─── Source material ───
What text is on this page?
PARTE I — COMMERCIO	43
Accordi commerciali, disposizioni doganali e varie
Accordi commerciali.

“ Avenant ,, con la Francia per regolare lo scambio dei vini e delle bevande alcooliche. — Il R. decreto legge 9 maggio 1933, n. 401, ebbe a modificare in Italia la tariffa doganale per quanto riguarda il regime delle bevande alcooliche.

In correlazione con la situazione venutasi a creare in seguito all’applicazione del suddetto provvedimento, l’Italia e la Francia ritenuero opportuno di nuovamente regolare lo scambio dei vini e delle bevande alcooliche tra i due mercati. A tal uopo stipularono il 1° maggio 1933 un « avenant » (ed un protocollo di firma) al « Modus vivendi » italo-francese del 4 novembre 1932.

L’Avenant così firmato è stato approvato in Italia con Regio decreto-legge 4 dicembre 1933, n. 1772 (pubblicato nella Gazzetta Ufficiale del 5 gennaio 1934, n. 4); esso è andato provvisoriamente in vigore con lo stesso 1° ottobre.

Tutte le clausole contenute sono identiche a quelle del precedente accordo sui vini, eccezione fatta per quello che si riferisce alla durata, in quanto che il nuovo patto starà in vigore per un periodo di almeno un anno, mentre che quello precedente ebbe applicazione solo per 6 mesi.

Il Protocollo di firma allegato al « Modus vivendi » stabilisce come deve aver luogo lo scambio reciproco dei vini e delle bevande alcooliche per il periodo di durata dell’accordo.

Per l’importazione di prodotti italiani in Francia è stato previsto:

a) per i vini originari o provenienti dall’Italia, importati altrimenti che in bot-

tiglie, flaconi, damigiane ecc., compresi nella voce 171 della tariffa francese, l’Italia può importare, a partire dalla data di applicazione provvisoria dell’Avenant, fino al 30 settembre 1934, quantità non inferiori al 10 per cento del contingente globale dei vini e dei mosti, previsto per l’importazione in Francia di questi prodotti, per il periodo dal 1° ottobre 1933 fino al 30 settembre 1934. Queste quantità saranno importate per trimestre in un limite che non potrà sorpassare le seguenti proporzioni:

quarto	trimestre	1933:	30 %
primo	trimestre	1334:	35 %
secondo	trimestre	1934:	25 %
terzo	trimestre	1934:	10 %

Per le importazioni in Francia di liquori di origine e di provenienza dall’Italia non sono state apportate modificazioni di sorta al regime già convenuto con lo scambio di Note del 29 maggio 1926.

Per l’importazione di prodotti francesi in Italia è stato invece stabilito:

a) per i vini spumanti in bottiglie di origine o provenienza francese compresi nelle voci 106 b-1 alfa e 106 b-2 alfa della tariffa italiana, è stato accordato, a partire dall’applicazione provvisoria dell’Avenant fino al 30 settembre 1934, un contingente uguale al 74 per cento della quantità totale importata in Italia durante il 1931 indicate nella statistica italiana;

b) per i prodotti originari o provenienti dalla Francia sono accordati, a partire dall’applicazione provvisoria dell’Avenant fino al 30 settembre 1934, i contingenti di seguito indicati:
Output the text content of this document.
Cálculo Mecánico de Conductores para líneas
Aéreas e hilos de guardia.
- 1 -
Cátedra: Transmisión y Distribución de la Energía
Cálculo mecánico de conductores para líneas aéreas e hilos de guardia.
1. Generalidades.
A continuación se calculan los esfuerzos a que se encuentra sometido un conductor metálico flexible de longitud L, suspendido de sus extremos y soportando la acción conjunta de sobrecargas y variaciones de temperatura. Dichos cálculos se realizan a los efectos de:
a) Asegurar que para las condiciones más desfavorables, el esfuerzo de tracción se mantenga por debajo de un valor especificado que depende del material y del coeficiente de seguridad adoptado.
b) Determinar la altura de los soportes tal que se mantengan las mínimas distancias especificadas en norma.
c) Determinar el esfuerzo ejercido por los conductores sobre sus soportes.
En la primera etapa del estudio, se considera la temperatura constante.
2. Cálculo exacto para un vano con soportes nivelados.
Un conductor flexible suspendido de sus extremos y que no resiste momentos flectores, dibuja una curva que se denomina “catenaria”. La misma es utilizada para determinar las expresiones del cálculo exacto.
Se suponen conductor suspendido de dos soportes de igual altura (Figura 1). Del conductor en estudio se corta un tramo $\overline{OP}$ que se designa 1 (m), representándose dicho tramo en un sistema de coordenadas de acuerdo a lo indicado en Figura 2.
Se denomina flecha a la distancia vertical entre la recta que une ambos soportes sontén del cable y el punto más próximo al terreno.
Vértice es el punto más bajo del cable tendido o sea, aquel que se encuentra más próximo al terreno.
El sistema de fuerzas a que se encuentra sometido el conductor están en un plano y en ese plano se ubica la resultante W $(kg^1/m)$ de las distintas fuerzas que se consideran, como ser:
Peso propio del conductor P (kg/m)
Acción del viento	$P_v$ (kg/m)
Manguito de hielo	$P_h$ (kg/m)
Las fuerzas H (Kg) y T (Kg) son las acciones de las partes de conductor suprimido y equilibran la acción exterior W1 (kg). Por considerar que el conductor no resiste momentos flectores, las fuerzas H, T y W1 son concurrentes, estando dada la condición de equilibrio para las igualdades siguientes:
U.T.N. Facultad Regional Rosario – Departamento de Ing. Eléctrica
───
Exercise description >>
Restate all of the entries above precisely.

Result >>
What text is on this page?
PARTE I — COMMERCIO	43
Accordi commerciali, disposizioni doganali e varie
Accordi commerciali.

“ Avenant ,, con la Francia per regolare lo scambio dei vini e delle bevande alcooliche. — Il R. decreto legge 9 maggio 1933, n. 401, ebbe a modificare in Italia la tariffa doganale per quanto riguarda il regime delle bevande alcooliche.

In correlazione con la situazione venutasi a creare in seguito all’applicazione del suddetto provvedimento, l’Italia e la Francia ritenuero opportuno di nuovamente regolare lo scambio dei vini e delle bevande alcooliche tra i due mercati. A tal uopo stipularono il 1° maggio 1933 un « avenant » (ed un protocollo di firma) al « Modus vivendi » italo-francese del 4 novembre 1932.

L’Avenant così firmato è stato approvato in Italia con Regio decreto-legge 4 dicembre 1933, n. 1772 (pubblicato nella Gazzetta Ufficiale del 5 gennaio 1934, n. 4); esso è andato provvisoriamente in vigore con lo stesso 1° ottobre.

Tutte le clausole contenute sono identiche a quelle del precedente accordo sui vini, eccezione fatta per quello che si riferisce alla durata, in quanto che il nuovo patto starà in vigore per un periodo di almeno un anno, mentre che quello precedente ebbe applicazione solo per 6 mesi.

Il Protocollo di firma allegato al « Modus vivendi » stabilisce come deve aver luogo lo scambio reciproco dei vini e delle bevande alcooliche per il periodo di durata dell’accordo.

Per l’importazione di prodotti italiani in Francia è stato previsto:

a) per i vini originari o provenienti dall’Italia, importati altrimenti che in bot-

tiglie, flaconi, damigiane ecc., compresi nella voce 171 della tariffa francese, l’Italia può importare, a partire dalla data di applicazione provvisoria dell’Avenant, fino al 30 settembre 1934, quantità non inferiori al 10 per cento del contingente globale dei vini e dei mosti, previsto per l’importazione in Francia di questi prodotti, per il periodo dal 1° ottobre 1933 fino al 30 settembre 1934. Queste quantità saranno importate per trimestre in un limite che non potrà sorpassare le seguenti proporzioni:

quarto	trimestre	1933:	30 %
primo	trimestre	1334:	35 %
secondo	trimestre	1934:	25 %
terzo	trimestre	1934:	10 %

Per le importazioni in Francia di liquori di origine e di provenienza dall’Italia non sono state apportate modificazioni di sorta al regime già convenuto con lo scambio di Note del 29 maggio 1926.

Per l’importazione di prodotti francesi in Italia è stato invece stabilito:

a) per i vini spumanti in bottiglie di origine o provenienza francese compresi nelle voci 106 b-1 alfa e 106 b-2 alfa della tariffa italiana, è stato accordato, a partire dall’applicazione provvisoria dell’Avenant fino al 30 settembre 1934, un contingente uguale al 74 per cento della quantità totale importata in Italia durante il 1931 indicate nella statistica italiana;

b) per i prodotti originari o provenienti dalla Francia sono accordati, a partire dall’applicazione provvisoria dell’Avenant fino al 30 settembre 1934, i contingenti di seguito indicati:
Output the text content of this document.
Cálculo Mecánico de Conductores para líneas
Aéreas e hilos de guardia.
- 1 -
Cátedra: Transmisión y Distribución de la Energía
Cálculo mecánico de conductores para líneas aéreas e hilos de guardia.
1. Generalidades.
A continuación se calculan los esfuerzos a que se encuentra sometido un conductor metálico flexible de longitud L, suspendido de sus extremos y soportando la acción conjunta de sobrecargas y variaciones de temperatura. Dichos cálculos se realizan a los efectos de:
a) Asegurar que para las condiciones más desfavorables, el esfuerzo de tracción se mantenga por debajo de un valor especificado que depende del material y del coeficiente de seguridad adoptado.
b) Determinar la altura de los soportes tal que se mantengan las mínimas distancias especificadas en norma.
c) Determinar el esfuerzo ejercido por los conductores sobre sus soportes.
En la primera etapa del estudio, se considera la temperatura constante.
2. Cálculo exacto para un vano con soportes nivelados.
Un conductor flexible suspendido de sus extremos y que no resiste momentos flectores, dibuja una curva que se denomina “catenaria”. La misma es utilizada para determinar las expresiones del cálculo exacto.
Se suponen conductor suspendido de dos soportes de igual altura (Figura 1). Del conductor en estudio se corta un tramo $\overline{OP}$ que se designa 1 (m), representándose dicho tramo en un sistema de coordenadas de acuerdo a lo indicado en Figura 2.
Se denomina flecha a la distancia vertical entre la recta que une ambos soportes sontén del cable y el punto más próximo al terreno.
Vértice es el punto más bajo del cable tendido o sea, aquel que se encuentra más próximo al terreno.
El sistema de fuerzas a que se encuentra sometido el conductor están en un plano y en ese plano se ubica la resultante W $(kg^1/m)$ de las distintas fuerzas que se consideran, como ser:
Peso propio del conductor P (kg/m)
Acción del viento	$P_v$ (kg/m)
Manguito de hielo	$P_h$ (kg/m)
Las fuerzas H (Kg) y T (Kg) son las acciones de las partes de conductor suprimido y equilibran la acción exterior W1 (kg). Por considerar que el conductor no resiste momentos flectores, las fuerzas H, T y W1 son concurrentes, estando dada la condición de equilibrio para las igualdades siguientes:
U.T.N. Facultad Regional Rosario – Departamento de Ing. Eléctrica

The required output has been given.